## INFORMATION SUPPLIED
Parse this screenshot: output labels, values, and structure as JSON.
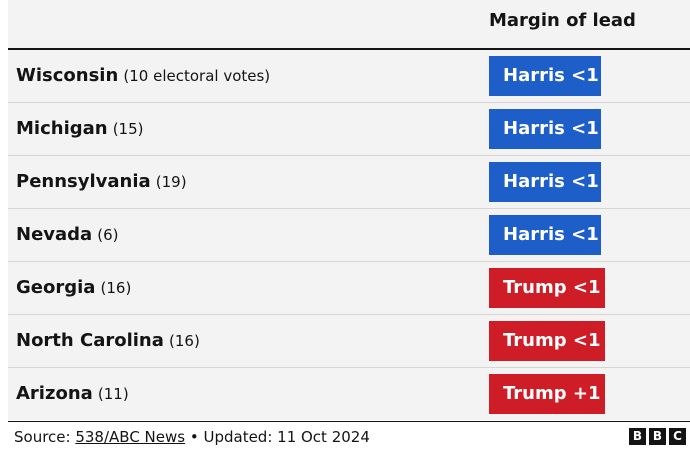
{
  "chart_data": {
    "type": "table",
    "column_header": "Margin of lead",
    "rows": [
      {
        "state": "Wisconsin",
        "votes": "(10 electoral votes)",
        "lead": "Harris <1",
        "party_color": "#1d5ec9"
      },
      {
        "state": "Michigan",
        "votes": "(15)",
        "lead": "Harris <1",
        "party_color": "#1d5ec9"
      },
      {
        "state": "Pennsylvania",
        "votes": "(19)",
        "lead": "Harris <1",
        "party_color": "#1d5ec9"
      },
      {
        "state": "Nevada",
        "votes": "(6)",
        "lead": "Harris <1",
        "party_color": "#1d5ec9"
      },
      {
        "state": "Georgia",
        "votes": "(16)",
        "lead": "Trump <1",
        "party_color": "#cf1d27"
      },
      {
        "state": "North Carolina",
        "votes": "(16)",
        "lead": "Trump <1",
        "party_color": "#cf1d27"
      },
      {
        "state": "Arizona",
        "votes": "(11)",
        "lead": "Trump +1",
        "party_color": "#cf1d27"
      }
    ]
  },
  "footer": {
    "source_prefix": "Source: ",
    "source_link": "538/ABC News",
    "updated": " • Updated: 11 Oct 2024"
  },
  "logo": {
    "letters": [
      "B",
      "B",
      "C"
    ]
  }
}
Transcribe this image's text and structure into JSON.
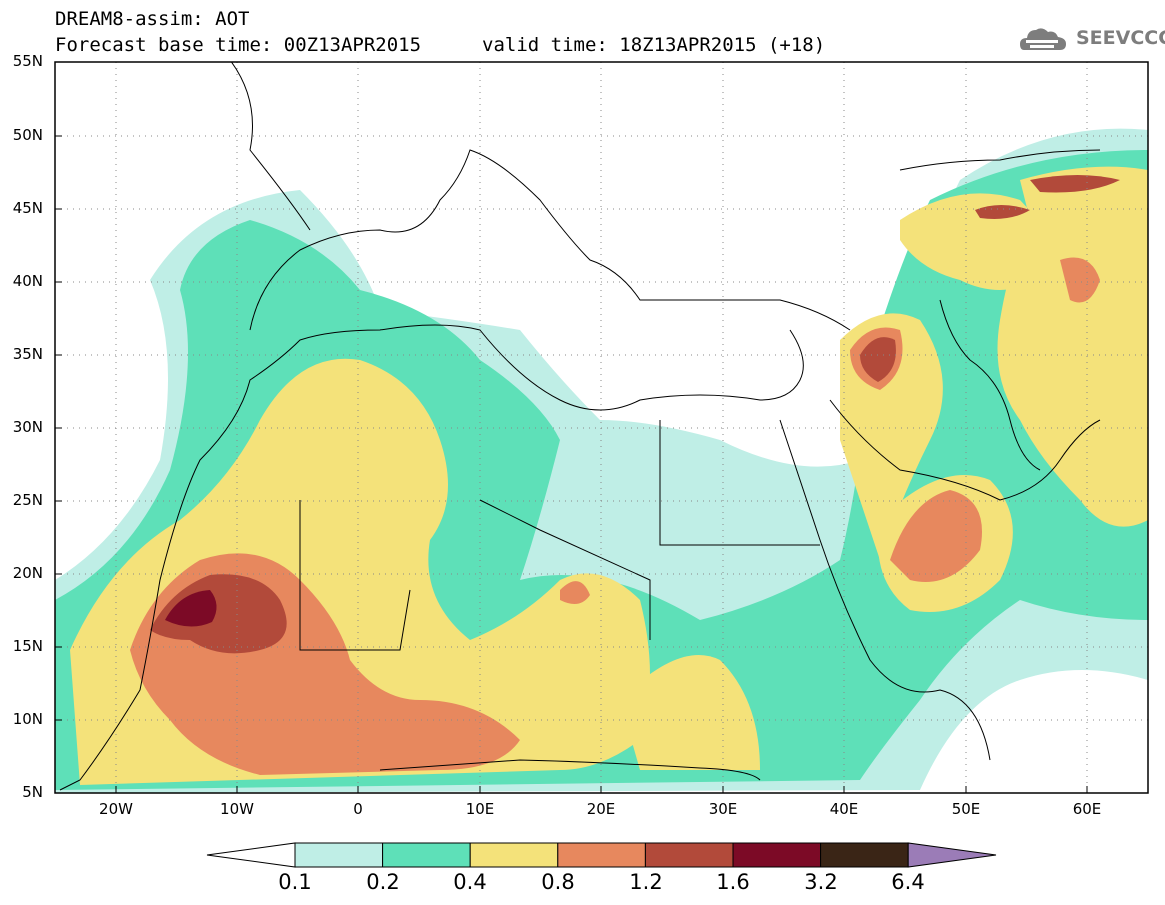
{
  "header": {
    "title": "DREAM8-assim: AOT",
    "base_time": "Forecast base time: 00Z13APR2015",
    "valid_time": "valid time: 18Z13APR2015 (+18)"
  },
  "logo": {
    "text": "SEEVCCC",
    "icon": "cloud-icon"
  },
  "map": {
    "variable": "AOT",
    "region": {
      "lon_range": [
        -25,
        65
      ],
      "lat_range": [
        5,
        55
      ]
    },
    "lat_labels": [
      "55N",
      "50N",
      "45N",
      "40N",
      "35N",
      "30N",
      "25N",
      "20N",
      "15N",
      "10N",
      "5N"
    ],
    "lon_labels": [
      "20W",
      "10W",
      "0",
      "10E",
      "20E",
      "30E",
      "40E",
      "50E",
      "60E"
    ],
    "grid": "dotted"
  },
  "colorbar": {
    "labels": [
      "0.1",
      "0.2",
      "0.4",
      "0.8",
      "1.2",
      "1.6",
      "3.2",
      "6.4"
    ],
    "colors": [
      "#ffffff",
      "#bfeee6",
      "#5ee0b8",
      "#f4e27a",
      "#e7885e",
      "#b24a3a",
      "#7c0a26",
      "#3a2516",
      "#9b7cb7"
    ]
  }
}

## STATED GOAL
Starting with the line that contains "Transcribe this image's", reproduce every line down to the end of the listing above, both endpoints included. Pictures stay out.

## RESULT BELOW
Transcribe this image's text and structure into JSON.
{
  "header": {
    "title": "DREAM8-assim: AOT",
    "base_time": "Forecast base time: 00Z13APR2015",
    "valid_time": "valid time: 18Z13APR2015 (+18)"
  },
  "logo": {
    "text": "SEEVCCC",
    "icon": "cloud-icon"
  },
  "map": {
    "variable": "AOT",
    "region": {
      "lon_range": [
        -25,
        65
      ],
      "lat_range": [
        5,
        55
      ]
    },
    "lat_labels": [
      "55N",
      "50N",
      "45N",
      "40N",
      "35N",
      "30N",
      "25N",
      "20N",
      "15N",
      "10N",
      "5N"
    ],
    "lon_labels": [
      "20W",
      "10W",
      "0",
      "10E",
      "20E",
      "30E",
      "40E",
      "50E",
      "60E"
    ],
    "grid": "dotted"
  },
  "colorbar": {
    "labels": [
      "0.1",
      "0.2",
      "0.4",
      "0.8",
      "1.2",
      "1.6",
      "3.2",
      "6.4"
    ],
    "colors": [
      "#ffffff",
      "#bfeee6",
      "#5ee0b8",
      "#f4e27a",
      "#e7885e",
      "#b24a3a",
      "#7c0a26",
      "#3a2516",
      "#9b7cb7"
    ]
  }
}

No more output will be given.